[CHALLENGE 1]
Copy from "Effect of Electroplating" to "KYOUNGSOO (Korea Institute of Energy Research)" in the passage on the Raney Ni-Zn-Fe electrode.

[PASSAGE GIVEN]
•••

Effect of Electroplating Parameters on Oxygen Evolution Reaction Characteristics of Raney Ni-Zn-Fe Electrode  

CHAE, JAEBYEONG (Korea Institute of Energy Research)
KIM, JONGWON (Korea Institute of Energy Research)
BAE, KIKWANG (Korea Institute of Energy Research)
PARK, CHUSIK (Korea Institute of Energy Research)
JEONG, SEONGUK (Korea Institute of Energy Research)
JUNG, KWANGJIN (Korea Institute of Energy Research)
KIM, YOUNGHO (Department of Chemical Engineering and Applied Chemistry, Chungnam National University)
KANG, KYOUNGSOO (Korea Institute of Energy Research)

•••

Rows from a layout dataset

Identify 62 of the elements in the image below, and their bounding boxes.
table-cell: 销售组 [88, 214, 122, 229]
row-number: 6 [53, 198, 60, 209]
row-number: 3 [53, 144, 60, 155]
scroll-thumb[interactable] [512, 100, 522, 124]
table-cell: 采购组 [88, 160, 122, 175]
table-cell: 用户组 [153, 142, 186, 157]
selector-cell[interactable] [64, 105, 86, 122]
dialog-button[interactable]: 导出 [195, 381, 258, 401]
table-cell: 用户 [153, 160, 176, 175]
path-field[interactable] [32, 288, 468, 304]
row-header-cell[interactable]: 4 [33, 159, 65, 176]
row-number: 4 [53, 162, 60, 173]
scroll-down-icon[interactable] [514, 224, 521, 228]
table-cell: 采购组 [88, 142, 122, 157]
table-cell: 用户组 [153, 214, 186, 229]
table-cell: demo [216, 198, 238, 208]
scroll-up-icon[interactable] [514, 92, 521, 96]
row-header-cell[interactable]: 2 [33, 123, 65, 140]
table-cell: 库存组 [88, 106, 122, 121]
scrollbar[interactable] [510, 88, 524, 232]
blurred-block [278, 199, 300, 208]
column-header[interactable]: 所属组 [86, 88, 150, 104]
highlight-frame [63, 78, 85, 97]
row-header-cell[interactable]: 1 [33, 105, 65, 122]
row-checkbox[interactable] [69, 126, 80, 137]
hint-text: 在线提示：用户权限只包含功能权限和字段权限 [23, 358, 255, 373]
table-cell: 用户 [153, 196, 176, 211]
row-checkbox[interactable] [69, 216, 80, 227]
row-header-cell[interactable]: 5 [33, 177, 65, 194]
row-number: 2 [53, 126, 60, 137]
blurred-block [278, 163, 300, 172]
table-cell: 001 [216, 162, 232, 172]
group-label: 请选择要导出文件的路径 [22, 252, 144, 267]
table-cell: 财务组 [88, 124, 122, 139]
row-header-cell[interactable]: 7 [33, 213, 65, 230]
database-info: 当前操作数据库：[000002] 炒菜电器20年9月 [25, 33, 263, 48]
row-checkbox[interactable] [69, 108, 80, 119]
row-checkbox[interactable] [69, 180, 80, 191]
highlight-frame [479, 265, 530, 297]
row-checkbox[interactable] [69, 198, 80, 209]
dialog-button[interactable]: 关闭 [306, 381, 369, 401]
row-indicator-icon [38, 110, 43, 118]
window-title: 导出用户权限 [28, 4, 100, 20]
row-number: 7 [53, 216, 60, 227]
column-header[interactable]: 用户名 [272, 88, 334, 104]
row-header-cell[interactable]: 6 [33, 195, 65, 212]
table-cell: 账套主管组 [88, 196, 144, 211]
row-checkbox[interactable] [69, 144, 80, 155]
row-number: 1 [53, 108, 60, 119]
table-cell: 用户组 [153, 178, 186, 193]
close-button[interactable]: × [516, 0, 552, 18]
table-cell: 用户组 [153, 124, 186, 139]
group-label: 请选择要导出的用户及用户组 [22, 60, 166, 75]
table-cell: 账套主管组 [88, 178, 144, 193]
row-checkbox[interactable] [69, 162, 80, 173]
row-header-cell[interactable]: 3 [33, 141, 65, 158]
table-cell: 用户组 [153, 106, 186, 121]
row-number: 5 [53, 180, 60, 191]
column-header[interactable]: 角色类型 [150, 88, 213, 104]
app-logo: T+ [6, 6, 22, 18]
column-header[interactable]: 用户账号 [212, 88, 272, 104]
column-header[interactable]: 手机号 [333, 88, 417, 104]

•••

[CHALLENGE 2]
Render the rows as a numbered list, running from the first line of the rows through the line with "row-number: 2 [53, 126, 60, 137]", and drop any blank lines.

[TASK RESPONSE 1]
Effect of Electroplating Parameters on Oxygen Evolution Reaction Characteristics of Raney Ni-Zn-Fe Electrode  

CHAE, JAEBYEONG (Korea Institute of Energy Research)
KIM, JONGWON (Korea Institute of Energy Research)
BAE, KIKWANG (Korea Institute of Energy Research)
PARK, CHUSIK (Korea Institute of Energy Research)
JEONG, SEONGUK (Korea Institute of Energy Research)
JUNG, KWANGJIN (Korea Institute of Energy Research)
KIM, YOUNGHO (Department of Chemical Engineering and Applied Chemistry, Chungnam National University)
KANG, KYOUNGSOO (Korea Institute of Energy Research)

[TASK RESPONSE 2]
1. Identify 62 of the elements in the image below, and their bounding boxes.
2. table-cell: 销售组 [88, 214, 122, 229]
3. row-number: 6 [53, 198, 60, 209]
4. row-number: 3 [53, 144, 60, 155]
5. scroll-thumb[interactable] [512, 100, 522, 124]
6. table-cell: 采购组 [88, 160, 122, 175]
7. table-cell: 用户组 [153, 142, 186, 157]
8. selector-cell[interactable] [64, 105, 86, 122]
9. dialog-button[interactable]: 导出 [195, 381, 258, 401]
10. table-cell: 用户 [153, 160, 176, 175]
11. path-field[interactable] [32, 288, 468, 304]
12. row-header-cell[interactable]: 4 [33, 159, 65, 176]
13. row-number: 4 [53, 162, 60, 173]
14. scroll-down-icon[interactable] [514, 224, 521, 228]
15. table-cell: 采购组 [88, 142, 122, 157]
16. table-cell: 用户组 [153, 214, 186, 229]
17. table-cell: demo [216, 198, 238, 208]
18. scroll-up-icon[interactable] [514, 92, 521, 96]
19. row-header-cell[interactable]: 2 [33, 123, 65, 140]
20. table-cell: 库存组 [88, 106, 122, 121]
21. scrollbar[interactable] [510, 88, 524, 232]
22. blurred-block [278, 199, 300, 208]
23. column-header[interactable]: 所属组 [86, 88, 150, 104]
24. highlight-frame [63, 78, 85, 97]
25. row-header-cell[interactable]: 1 [33, 105, 65, 122]
26. row-checkbox[interactable] [69, 126, 80, 137]
27. hint-text: 在线提示：用户权限只包含功能权限和字段权限 [23, 358, 255, 373]
28. table-cell: 用户 [153, 196, 176, 211]
29. row-checkbox[interactable] [69, 216, 80, 227]
30. row-header-cell[interactable]: 5 [33, 177, 65, 194]
31. row-number: 2 [53, 126, 60, 137]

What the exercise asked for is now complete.